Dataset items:
****************************************
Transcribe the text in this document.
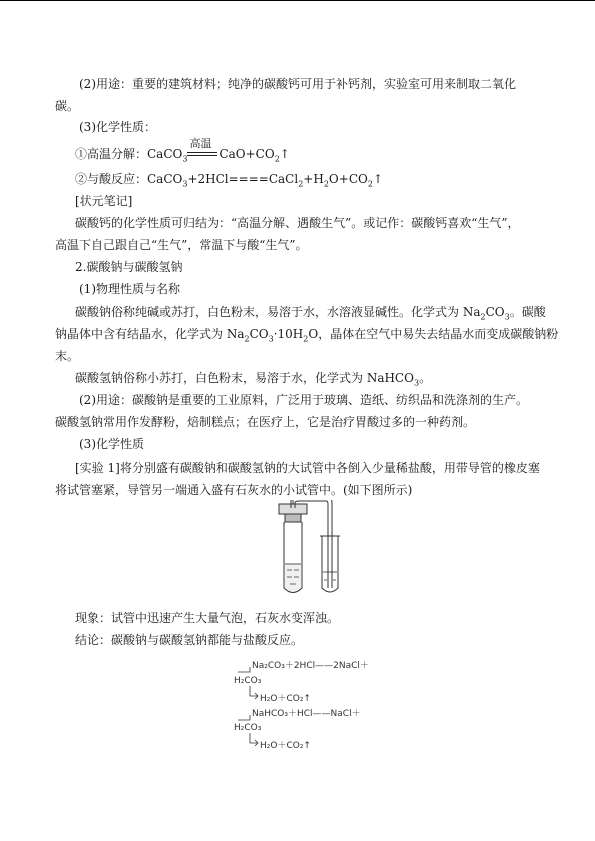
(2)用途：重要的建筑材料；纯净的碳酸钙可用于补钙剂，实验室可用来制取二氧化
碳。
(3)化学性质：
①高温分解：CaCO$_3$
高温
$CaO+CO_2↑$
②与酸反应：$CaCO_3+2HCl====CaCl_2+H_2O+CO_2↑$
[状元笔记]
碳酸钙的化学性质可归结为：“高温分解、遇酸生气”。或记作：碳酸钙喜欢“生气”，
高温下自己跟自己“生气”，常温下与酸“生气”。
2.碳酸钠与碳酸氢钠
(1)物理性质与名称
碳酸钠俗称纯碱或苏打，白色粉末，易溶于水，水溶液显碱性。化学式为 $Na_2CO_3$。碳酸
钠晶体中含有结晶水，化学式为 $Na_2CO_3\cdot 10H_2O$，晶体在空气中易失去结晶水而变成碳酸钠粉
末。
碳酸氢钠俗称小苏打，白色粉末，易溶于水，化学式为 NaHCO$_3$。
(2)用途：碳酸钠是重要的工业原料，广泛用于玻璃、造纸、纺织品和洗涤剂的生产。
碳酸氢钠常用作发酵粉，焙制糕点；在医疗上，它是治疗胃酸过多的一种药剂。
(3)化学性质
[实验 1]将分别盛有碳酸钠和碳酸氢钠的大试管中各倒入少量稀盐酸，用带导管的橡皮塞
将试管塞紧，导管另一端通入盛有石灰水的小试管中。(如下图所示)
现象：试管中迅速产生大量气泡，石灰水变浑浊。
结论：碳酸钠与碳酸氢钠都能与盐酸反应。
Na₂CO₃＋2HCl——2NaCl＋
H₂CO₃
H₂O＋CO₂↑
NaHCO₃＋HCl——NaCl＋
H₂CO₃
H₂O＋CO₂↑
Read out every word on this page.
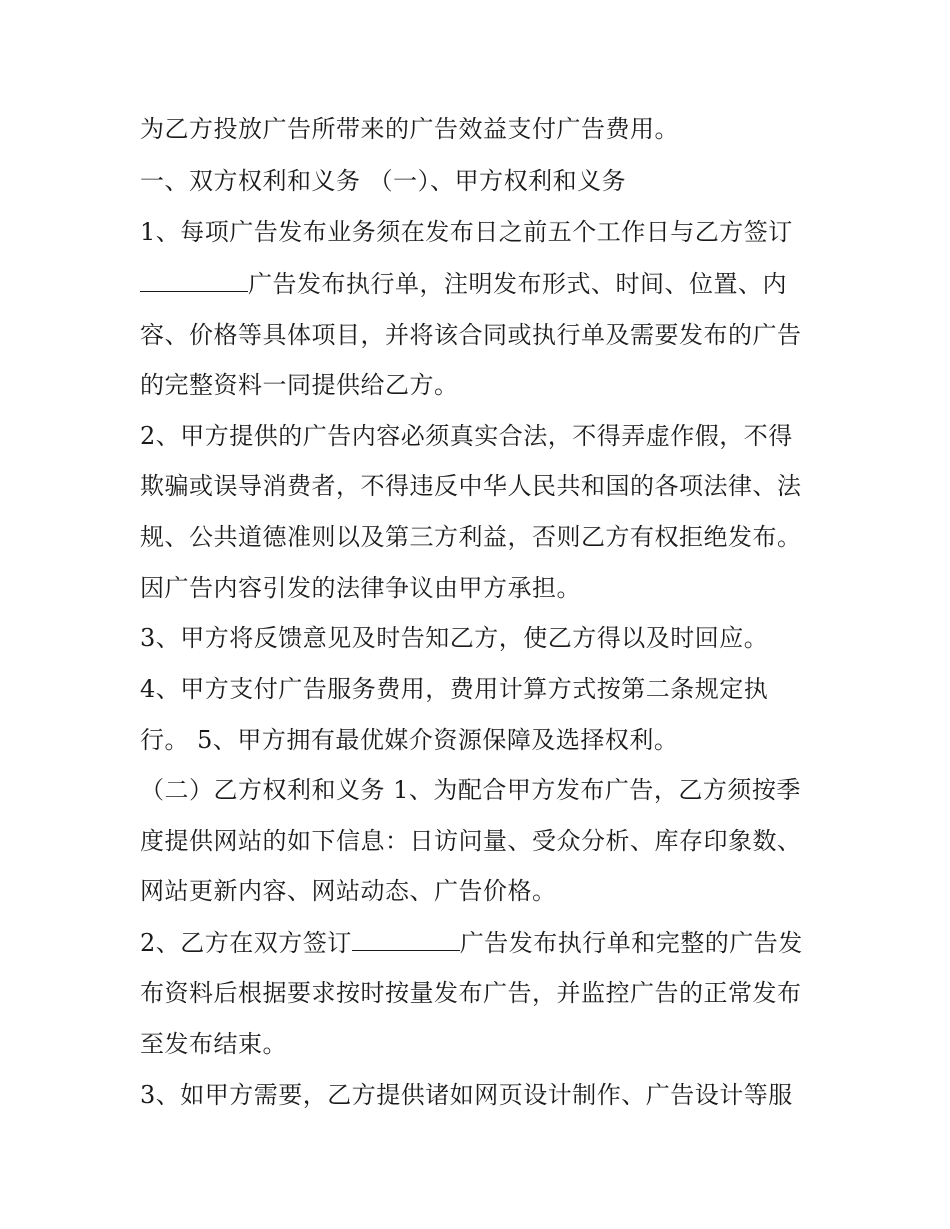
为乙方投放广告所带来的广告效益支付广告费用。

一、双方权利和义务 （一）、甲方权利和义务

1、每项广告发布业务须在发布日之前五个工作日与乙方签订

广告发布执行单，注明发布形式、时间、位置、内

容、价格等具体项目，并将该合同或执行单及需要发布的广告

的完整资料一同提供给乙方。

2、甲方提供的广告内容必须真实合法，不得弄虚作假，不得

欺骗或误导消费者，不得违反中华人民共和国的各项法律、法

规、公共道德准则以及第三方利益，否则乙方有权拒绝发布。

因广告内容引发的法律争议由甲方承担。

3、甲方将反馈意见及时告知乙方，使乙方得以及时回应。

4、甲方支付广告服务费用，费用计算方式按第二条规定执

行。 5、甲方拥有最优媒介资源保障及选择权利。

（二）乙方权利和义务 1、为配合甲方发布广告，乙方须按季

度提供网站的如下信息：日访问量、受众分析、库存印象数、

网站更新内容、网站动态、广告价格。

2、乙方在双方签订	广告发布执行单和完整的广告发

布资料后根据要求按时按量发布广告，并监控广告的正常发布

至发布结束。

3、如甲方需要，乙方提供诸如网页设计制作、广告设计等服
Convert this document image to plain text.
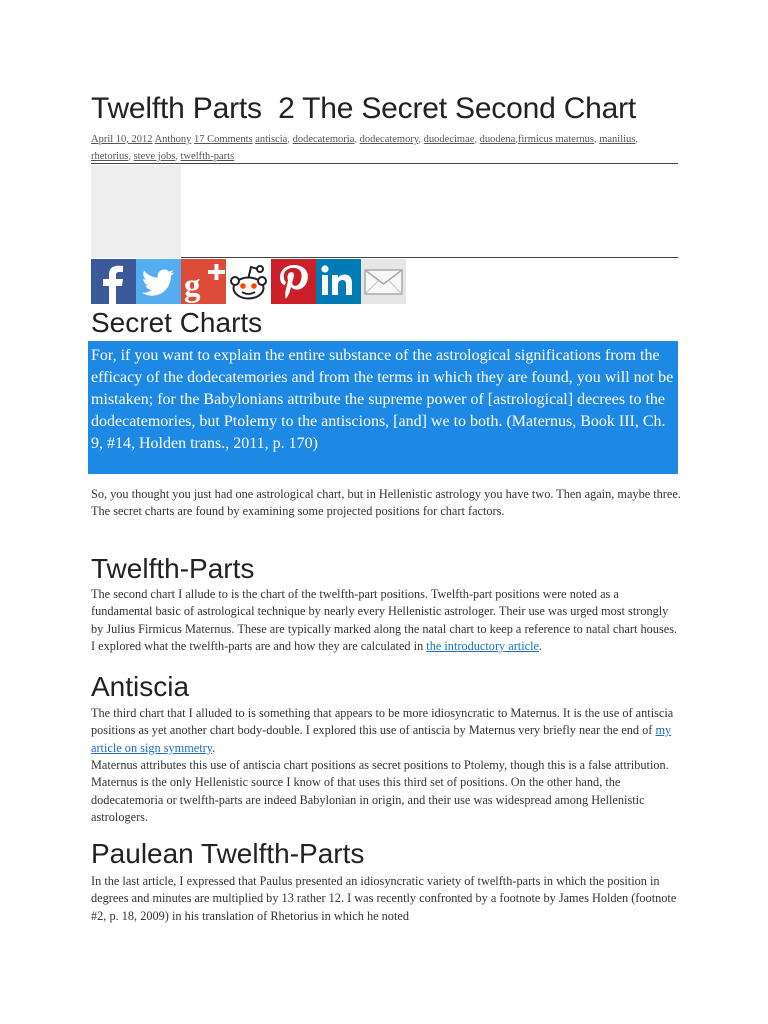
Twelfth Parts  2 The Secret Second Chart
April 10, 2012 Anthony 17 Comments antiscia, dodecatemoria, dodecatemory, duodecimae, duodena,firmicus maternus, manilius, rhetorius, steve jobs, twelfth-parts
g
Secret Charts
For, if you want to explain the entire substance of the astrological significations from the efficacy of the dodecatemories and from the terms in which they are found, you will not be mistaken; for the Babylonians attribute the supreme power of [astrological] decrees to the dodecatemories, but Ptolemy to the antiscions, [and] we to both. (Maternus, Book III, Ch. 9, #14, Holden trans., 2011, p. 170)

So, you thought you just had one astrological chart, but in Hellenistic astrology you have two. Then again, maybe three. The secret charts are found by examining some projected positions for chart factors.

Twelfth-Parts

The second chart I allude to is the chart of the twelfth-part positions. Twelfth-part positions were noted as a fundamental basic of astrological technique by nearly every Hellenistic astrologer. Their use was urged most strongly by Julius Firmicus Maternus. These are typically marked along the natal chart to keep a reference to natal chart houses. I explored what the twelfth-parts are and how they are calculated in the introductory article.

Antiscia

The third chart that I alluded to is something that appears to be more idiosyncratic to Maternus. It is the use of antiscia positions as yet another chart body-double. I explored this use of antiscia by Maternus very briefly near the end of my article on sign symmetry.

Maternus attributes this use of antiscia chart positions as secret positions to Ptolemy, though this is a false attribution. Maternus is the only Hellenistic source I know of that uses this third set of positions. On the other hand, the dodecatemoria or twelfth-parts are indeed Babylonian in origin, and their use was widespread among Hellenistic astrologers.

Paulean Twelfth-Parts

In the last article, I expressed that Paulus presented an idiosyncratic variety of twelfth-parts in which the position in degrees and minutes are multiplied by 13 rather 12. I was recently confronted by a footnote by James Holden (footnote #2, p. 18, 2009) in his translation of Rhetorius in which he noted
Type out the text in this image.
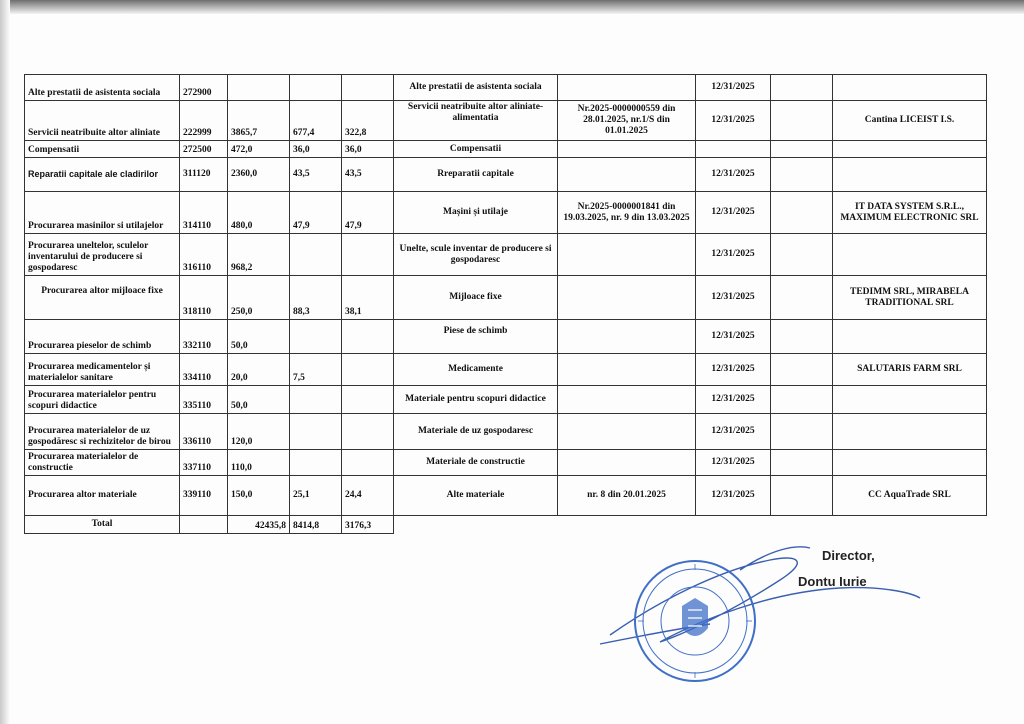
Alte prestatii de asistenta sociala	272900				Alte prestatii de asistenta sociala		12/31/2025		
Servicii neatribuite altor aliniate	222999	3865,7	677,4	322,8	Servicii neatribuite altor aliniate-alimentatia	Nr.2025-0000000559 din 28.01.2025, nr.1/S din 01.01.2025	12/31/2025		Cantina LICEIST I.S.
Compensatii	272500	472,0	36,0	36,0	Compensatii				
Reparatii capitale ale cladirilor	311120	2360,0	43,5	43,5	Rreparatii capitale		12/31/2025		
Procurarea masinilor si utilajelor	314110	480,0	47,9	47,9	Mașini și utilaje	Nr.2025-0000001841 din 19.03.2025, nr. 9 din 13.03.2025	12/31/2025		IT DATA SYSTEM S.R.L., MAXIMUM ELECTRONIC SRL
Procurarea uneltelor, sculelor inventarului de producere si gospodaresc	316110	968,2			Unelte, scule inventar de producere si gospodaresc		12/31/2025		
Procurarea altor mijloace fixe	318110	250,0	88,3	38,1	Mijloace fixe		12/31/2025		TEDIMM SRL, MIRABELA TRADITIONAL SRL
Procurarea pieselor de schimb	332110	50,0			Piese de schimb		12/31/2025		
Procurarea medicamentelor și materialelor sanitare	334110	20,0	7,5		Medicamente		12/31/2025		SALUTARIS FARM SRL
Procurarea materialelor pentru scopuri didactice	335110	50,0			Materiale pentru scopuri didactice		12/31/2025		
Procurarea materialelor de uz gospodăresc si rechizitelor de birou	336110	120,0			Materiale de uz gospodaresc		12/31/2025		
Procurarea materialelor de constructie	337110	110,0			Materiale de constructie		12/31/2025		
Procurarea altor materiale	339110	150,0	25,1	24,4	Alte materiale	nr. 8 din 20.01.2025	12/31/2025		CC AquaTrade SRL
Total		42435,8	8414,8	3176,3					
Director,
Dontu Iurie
****************************************
Required task:
Return the listing above unchanged, apart from dropping its pictures.

Output below:
Transcribe the text in this document.
(2)用途：重要的建筑材料；纯净的碳酸钙可用于补钙剂，实验室可用来制取二氧化
碳。
(3)化学性质：
①高温分解：CaCO$_3$
高温
$CaO+CO_2↑$
②与酸反应：$CaCO_3+2HCl====CaCl_2+H_2O+CO_2↑$
[状元笔记]
碳酸钙的化学性质可归结为：“高温分解、遇酸生气”。或记作：碳酸钙喜欢“生气”，
高温下自己跟自己“生气”，常温下与酸“生气”。
2.碳酸钠与碳酸氢钠
(1)物理性质与名称
碳酸钠俗称纯碱或苏打，白色粉末，易溶于水，水溶液显碱性。化学式为 $Na_2CO_3$。碳酸
钠晶体中含有结晶水，化学式为 $Na_2CO_3\cdot 10H_2O$，晶体在空气中易失去结晶水而变成碳酸钠粉
末。
碳酸氢钠俗称小苏打，白色粉末，易溶于水，化学式为 NaHCO$_3$。
(2)用途：碳酸钠是重要的工业原料，广泛用于玻璃、造纸、纺织品和洗涤剂的生产。
碳酸氢钠常用作发酵粉，焙制糕点；在医疗上，它是治疗胃酸过多的一种药剂。
(3)化学性质
[实验 1]将分别盛有碳酸钠和碳酸氢钠的大试管中各倒入少量稀盐酸，用带导管的橡皮塞
将试管塞紧，导管另一端通入盛有石灰水的小试管中。(如下图所示)
现象：试管中迅速产生大量气泡，石灰水变浑浊。
结论：碳酸钠与碳酸氢钠都能与盐酸反应。
Na₂CO₃＋2HCl——2NaCl＋
H₂CO₃
H₂O＋CO₂↑
NaHCO₃＋HCl——NaCl＋
H₂CO₃
H₂O＋CO₂↑
Read out every word on this page.
为乙方投放广告所带来的广告效益支付广告费用。

一、双方权利和义务 （一）、甲方权利和义务

1、每项广告发布业务须在发布日之前五个工作日与乙方签订

广告发布执行单，注明发布形式、时间、位置、内

容、价格等具体项目，并将该合同或执行单及需要发布的广告

的完整资料一同提供给乙方。

2、甲方提供的广告内容必须真实合法，不得弄虚作假，不得

欺骗或误导消费者，不得违反中华人民共和国的各项法律、法

规、公共道德准则以及第三方利益，否则乙方有权拒绝发布。

因广告内容引发的法律争议由甲方承担。

3、甲方将反馈意见及时告知乙方，使乙方得以及时回应。

4、甲方支付广告服务费用，费用计算方式按第二条规定执

行。 5、甲方拥有最优媒介资源保障及选择权利。

（二）乙方权利和义务 1、为配合甲方发布广告，乙方须按季

度提供网站的如下信息：日访问量、受众分析、库存印象数、

网站更新内容、网站动态、广告价格。

2、乙方在双方签订	广告发布执行单和完整的广告发

布资料后根据要求按时按量发布广告，并监控广告的正常发布

至发布结束。

3、如甲方需要，乙方提供诸如网页设计制作、广告设计等服
Convert this document image to plain text.
Twelfth Parts  2 The Secret Second Chart
April 10, 2012 Anthony 17 Comments antiscia, dodecatemoria, dodecatemory, duodecimae, duodena,firmicus maternus, manilius, rhetorius, steve jobs, twelfth-parts
g
Secret Charts
For, if you want to explain the entire substance of the astrological significations from the efficacy of the dodecatemories and from the terms in which they are found, you will not be mistaken; for the Babylonians attribute the supreme power of [astrological] decrees to the dodecatemories, but Ptolemy to the antiscions, [and] we to both. (Maternus, Book III, Ch. 9, #14, Holden trans., 2011, p. 170)

So, you thought you just had one astrological chart, but in Hellenistic astrology you have two. Then again, maybe three. The secret charts are found by examining some projected positions for chart factors.

Twelfth-Parts

The second chart I allude to is the chart of the twelfth-part positions. Twelfth-part positions were noted as a fundamental basic of astrological technique by nearly every Hellenistic astrologer. Their use was urged most strongly by Julius Firmicus Maternus. These are typically marked along the natal chart to keep a reference to natal chart houses. I explored what the twelfth-parts are and how they are calculated in the introductory article.

Antiscia

The third chart that I alluded to is something that appears to be more idiosyncratic to Maternus. It is the use of antiscia positions as yet another chart body-double. I explored this use of antiscia by Maternus very briefly near the end of my article on sign symmetry.

Maternus attributes this use of antiscia chart positions as secret positions to Ptolemy, though this is a false attribution. Maternus is the only Hellenistic source I know of that uses this third set of positions. On the other hand, the dodecatemoria or twelfth-parts are indeed Babylonian in origin, and their use was widespread among Hellenistic astrologers.

Paulean Twelfth-Parts

In the last article, I expressed that Paulus presented an idiosyncratic variety of twelfth-parts in which the position in degrees and minutes are multiplied by 13 rather 12. I was recently confronted by a footnote by James Holden (footnote #2, p. 18, 2009) in his translation of Rhetorius in which he noted
Type out the text in this image.
Alte prestatii de asistenta sociala	272900				Alte prestatii de asistenta sociala		12/31/2025		
Servicii neatribuite altor aliniate	222999	3865,7	677,4	322,8	Servicii neatribuite altor aliniate-alimentatia	Nr.2025-0000000559 din 28.01.2025, nr.1/S din 01.01.2025	12/31/2025		Cantina LICEIST I.S.
Compensatii	272500	472,0	36,0	36,0	Compensatii				
Reparatii capitale ale cladirilor	311120	2360,0	43,5	43,5	Rreparatii capitale		12/31/2025		
Procurarea masinilor si utilajelor	314110	480,0	47,9	47,9	Mașini și utilaje	Nr.2025-0000001841 din 19.03.2025, nr. 9 din 13.03.2025	12/31/2025		IT DATA SYSTEM S.R.L., MAXIMUM ELECTRONIC SRL
Procurarea uneltelor, sculelor inventarului de producere si gospodaresc	316110	968,2			Unelte, scule inventar de producere si gospodaresc		12/31/2025		
Procurarea altor mijloace fixe	318110	250,0	88,3	38,1	Mijloace fixe		12/31/2025		TEDIMM SRL, MIRABELA TRADITIONAL SRL
Procurarea pieselor de schimb	332110	50,0			Piese de schimb		12/31/2025		
Procurarea medicamentelor și materialelor sanitare	334110	20,0	7,5		Medicamente		12/31/2025		SALUTARIS FARM SRL
Procurarea materialelor pentru scopuri didactice	335110	50,0			Materiale pentru scopuri didactice		12/31/2025		
Procurarea materialelor de uz gospodăresc si rechizitelor de birou	336110	120,0			Materiale de uz gospodaresc		12/31/2025		
Procurarea materialelor de constructie	337110	110,0			Materiale de constructie		12/31/2025		
Procurarea altor materiale	339110	150,0	25,1	24,4	Alte materiale	nr. 8 din 20.01.2025	12/31/2025		CC AquaTrade SRL
Total		42435,8	8414,8	3176,3					
Director,
Dontu Iurie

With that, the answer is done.